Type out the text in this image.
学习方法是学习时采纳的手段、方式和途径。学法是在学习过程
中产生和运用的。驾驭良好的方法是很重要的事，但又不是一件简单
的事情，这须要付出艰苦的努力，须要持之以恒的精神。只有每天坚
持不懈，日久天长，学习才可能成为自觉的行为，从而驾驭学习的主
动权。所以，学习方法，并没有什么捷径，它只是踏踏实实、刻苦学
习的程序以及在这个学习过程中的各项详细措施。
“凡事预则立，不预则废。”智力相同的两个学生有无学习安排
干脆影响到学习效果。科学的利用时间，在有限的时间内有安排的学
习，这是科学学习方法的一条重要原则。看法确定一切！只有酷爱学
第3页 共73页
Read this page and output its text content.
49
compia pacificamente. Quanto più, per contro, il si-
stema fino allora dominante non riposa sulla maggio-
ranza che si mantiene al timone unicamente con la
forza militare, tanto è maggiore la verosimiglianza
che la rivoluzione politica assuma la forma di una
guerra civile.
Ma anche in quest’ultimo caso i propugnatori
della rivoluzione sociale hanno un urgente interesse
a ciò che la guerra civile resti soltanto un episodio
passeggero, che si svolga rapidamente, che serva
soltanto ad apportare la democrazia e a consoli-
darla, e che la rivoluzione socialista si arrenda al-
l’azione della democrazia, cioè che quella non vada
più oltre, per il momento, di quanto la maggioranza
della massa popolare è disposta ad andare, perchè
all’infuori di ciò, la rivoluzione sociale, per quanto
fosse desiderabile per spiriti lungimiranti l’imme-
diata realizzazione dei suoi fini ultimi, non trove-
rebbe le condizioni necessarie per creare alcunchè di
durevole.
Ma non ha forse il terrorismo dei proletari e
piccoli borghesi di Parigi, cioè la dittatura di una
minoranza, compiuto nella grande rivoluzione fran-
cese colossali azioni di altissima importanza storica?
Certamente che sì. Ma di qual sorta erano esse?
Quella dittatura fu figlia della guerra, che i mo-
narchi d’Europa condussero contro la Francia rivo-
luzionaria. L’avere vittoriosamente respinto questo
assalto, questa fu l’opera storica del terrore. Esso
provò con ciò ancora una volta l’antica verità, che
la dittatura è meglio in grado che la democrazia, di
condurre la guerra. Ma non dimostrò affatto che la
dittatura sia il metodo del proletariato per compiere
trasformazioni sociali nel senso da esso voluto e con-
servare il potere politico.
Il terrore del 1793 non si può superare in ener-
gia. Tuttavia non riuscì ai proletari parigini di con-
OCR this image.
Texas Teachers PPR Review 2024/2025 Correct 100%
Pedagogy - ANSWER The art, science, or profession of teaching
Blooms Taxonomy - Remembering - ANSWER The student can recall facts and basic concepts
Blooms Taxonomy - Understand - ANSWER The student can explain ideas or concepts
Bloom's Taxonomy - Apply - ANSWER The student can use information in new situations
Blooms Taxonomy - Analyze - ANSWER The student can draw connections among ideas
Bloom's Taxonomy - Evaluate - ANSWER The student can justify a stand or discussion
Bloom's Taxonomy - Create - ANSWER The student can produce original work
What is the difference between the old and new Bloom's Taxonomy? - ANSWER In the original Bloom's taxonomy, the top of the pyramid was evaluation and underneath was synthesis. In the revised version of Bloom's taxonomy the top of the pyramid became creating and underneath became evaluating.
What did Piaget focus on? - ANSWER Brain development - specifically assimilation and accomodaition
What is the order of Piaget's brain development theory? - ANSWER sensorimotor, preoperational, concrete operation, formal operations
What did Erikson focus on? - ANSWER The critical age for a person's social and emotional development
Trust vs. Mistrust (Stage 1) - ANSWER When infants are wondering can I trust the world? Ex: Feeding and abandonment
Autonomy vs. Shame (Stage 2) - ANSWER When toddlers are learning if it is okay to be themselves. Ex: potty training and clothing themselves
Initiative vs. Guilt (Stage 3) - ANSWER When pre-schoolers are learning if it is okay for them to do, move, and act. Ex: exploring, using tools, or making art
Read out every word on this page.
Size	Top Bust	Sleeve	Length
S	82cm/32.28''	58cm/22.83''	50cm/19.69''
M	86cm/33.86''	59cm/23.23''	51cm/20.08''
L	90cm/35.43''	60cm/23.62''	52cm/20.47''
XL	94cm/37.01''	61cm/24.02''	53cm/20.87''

What to work on — Pick each line holding the word "Read" out of the listing.

Output —
Read this page and output its text content.
Read out every word on this page.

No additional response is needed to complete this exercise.